TEXT PROVIDED:

— Begin —

Living in Italy was a luxury
for him. The prize carried a 4000 franc stipend, and the city of La Rochelle had given him
600 francs when he was admitted to the art school--more money than he had ever
had before. He delighted in being able to afford food and lodging so that he
could devote his energy to art. In addition to soaking up all that could be
learned about classical and Renaissance art in Rome , he traveled throughout Italy and
copied the masters in Assisi ,
Siena , Florence , Venice , Naples ---everywhere! The
things that he saw during his sojourn in Italy inspired his art for the rest
of his life.
On his return to Paris he found immediate
success. He was awarded commissions in portraiture in both Paris and La Rochelle , and he exhibited regularly at
the Salon. His salon paintings, drawn from subjects taken from the Bible and
mythology, were mainly somber. Although these brought acclaim, they did not
have commercial appeal. Always an astute businessman, Bouguereau began to
move toward happier themes that would attract the middle class. In addition to
painting for the Salon, he found dealers who could attract good prices from
potential buyers. Beginning in the 1860s, his paintings became popular in England and America . In America new
millionaire art patrons such as Chrysler, Frick and Chester Dale bought his
works.
Boguereau painted
prodigiously, and produced an amazing number of paintings, all beautifully
composed with an enamel -like finish which he achieved by using layers of
thin washes. His technical
mastery was unmatched.
He worked in his studio non-stop, and, unlike artists like Rubens, never used
assistants to do backgrounds or tedious underpainting.

— End —

EXERCISE INPUTS:
— Begin —

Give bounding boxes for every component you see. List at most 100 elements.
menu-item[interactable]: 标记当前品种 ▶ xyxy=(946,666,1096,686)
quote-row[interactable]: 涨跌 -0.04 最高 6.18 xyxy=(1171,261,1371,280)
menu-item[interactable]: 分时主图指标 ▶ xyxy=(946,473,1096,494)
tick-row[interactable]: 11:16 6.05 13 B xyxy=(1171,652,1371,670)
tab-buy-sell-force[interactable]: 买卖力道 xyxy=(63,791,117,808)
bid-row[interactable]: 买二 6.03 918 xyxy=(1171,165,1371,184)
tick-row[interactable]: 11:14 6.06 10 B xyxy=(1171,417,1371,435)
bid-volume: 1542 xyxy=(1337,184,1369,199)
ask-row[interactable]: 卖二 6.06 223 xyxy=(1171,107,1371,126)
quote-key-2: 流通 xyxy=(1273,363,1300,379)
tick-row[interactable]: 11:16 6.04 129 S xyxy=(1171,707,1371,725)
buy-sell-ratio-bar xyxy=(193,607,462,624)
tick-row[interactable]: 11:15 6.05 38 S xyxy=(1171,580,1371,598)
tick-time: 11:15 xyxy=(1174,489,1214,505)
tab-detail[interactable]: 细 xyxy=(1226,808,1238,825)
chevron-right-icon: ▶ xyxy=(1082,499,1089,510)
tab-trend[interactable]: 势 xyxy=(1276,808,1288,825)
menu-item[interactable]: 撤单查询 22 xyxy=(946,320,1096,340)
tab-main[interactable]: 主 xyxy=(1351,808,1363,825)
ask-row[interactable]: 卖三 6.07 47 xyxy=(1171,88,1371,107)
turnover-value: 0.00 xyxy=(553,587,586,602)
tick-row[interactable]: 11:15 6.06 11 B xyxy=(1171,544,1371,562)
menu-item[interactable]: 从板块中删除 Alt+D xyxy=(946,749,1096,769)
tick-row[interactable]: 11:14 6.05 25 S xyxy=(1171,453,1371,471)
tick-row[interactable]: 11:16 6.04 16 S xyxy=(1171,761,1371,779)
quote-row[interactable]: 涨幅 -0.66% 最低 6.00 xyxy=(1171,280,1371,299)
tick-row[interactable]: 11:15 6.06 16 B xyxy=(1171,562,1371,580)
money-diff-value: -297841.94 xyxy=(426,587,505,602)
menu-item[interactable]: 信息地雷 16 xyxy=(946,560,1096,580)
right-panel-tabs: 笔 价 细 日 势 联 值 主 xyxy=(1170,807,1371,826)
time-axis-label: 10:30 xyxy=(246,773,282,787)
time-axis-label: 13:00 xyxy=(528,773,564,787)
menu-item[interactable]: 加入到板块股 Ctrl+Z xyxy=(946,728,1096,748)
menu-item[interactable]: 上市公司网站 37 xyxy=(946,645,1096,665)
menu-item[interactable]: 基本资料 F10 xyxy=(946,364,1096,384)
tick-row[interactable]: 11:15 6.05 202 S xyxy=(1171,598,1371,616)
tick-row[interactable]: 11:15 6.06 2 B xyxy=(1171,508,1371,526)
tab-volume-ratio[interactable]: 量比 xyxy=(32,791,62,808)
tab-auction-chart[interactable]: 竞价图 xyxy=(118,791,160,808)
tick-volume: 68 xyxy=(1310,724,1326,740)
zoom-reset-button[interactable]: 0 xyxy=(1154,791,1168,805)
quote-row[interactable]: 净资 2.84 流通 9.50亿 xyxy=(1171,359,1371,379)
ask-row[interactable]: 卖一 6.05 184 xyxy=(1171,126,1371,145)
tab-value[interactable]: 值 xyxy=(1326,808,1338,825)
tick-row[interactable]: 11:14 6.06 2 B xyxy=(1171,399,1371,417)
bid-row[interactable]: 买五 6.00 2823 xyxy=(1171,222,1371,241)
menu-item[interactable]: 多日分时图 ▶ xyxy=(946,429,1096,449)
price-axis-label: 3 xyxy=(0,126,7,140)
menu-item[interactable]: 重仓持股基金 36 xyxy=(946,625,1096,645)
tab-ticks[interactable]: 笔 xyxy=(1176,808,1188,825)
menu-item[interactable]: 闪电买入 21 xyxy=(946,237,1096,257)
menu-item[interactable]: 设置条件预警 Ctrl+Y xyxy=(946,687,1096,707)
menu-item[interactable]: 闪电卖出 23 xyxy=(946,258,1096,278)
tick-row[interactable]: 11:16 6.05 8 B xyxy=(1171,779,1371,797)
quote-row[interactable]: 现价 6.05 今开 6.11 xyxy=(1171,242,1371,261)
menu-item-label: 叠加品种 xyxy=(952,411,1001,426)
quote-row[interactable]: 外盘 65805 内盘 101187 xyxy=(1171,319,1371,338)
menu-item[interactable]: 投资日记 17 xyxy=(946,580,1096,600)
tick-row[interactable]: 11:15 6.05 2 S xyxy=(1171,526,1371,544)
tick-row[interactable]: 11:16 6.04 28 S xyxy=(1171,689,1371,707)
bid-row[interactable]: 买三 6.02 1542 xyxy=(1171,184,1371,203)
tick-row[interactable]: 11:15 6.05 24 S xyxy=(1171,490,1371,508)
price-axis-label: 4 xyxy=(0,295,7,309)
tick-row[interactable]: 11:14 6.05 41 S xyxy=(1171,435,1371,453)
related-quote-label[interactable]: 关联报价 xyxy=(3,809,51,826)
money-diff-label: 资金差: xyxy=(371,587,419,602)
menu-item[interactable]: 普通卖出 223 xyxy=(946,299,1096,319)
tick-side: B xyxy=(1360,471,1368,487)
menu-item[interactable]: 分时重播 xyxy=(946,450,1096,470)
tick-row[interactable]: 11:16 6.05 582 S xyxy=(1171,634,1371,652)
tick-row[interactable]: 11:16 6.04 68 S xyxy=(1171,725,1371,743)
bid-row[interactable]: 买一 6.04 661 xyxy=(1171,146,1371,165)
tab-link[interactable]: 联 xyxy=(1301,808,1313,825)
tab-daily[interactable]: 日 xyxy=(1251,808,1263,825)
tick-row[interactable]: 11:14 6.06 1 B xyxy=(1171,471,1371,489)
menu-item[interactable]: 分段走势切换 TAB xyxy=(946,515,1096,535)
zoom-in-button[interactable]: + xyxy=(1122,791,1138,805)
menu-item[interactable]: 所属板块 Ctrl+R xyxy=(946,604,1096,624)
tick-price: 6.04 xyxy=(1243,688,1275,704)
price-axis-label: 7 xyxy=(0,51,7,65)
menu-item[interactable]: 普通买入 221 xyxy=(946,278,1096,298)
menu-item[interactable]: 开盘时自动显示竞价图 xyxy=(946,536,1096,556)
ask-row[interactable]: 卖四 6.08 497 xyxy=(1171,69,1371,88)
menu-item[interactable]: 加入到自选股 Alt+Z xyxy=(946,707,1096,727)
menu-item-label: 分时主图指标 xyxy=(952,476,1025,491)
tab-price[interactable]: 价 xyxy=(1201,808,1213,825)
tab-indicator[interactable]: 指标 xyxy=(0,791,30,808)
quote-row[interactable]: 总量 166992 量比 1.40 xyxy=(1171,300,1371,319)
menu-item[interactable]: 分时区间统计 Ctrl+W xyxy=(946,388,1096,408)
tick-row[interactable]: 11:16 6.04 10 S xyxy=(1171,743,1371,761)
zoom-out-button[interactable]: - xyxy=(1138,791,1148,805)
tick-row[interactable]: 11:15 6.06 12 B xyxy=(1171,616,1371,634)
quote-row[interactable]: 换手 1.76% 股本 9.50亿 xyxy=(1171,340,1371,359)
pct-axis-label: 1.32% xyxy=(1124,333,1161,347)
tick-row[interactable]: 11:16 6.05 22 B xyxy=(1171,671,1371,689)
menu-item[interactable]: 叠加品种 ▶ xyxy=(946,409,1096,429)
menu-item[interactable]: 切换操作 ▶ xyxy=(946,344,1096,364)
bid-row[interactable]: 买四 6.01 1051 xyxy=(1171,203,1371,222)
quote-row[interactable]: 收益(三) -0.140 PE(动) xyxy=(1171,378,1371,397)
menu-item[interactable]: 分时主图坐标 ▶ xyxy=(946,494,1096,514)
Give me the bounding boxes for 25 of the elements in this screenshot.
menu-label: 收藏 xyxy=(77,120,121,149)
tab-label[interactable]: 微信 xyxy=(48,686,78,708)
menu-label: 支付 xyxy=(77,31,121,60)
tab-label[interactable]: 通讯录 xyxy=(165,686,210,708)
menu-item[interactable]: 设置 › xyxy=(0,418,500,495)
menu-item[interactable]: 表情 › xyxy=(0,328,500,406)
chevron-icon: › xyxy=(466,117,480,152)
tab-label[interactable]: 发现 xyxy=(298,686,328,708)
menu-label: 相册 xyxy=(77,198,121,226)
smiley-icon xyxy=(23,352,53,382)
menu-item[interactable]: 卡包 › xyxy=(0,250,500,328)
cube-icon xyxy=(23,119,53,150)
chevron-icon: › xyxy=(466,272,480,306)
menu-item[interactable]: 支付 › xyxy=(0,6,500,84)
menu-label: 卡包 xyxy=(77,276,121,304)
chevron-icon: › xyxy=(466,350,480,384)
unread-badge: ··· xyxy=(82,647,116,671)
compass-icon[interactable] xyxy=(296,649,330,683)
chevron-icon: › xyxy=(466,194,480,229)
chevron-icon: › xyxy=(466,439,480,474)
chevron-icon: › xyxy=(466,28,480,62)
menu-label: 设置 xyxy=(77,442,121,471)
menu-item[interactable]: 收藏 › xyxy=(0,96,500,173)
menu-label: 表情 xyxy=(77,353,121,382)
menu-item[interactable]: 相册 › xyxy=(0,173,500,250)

— End —

GIVEN REQUEST 1: In the passage about Bouguereau, how large was the stipend that came with the prize?
GIVEN REQUEST 2: Identify every line of the records that contains the string "boxes", treating uppercase and lowercase as different.

EXPECTED ANSWER 1: 4000 francs.

EXPECTED ANSWER 2:
Give bounding boxes for every component you see. List at most 100 elements.
Give me the bounding boxes for 25 of the elements in this screenshot.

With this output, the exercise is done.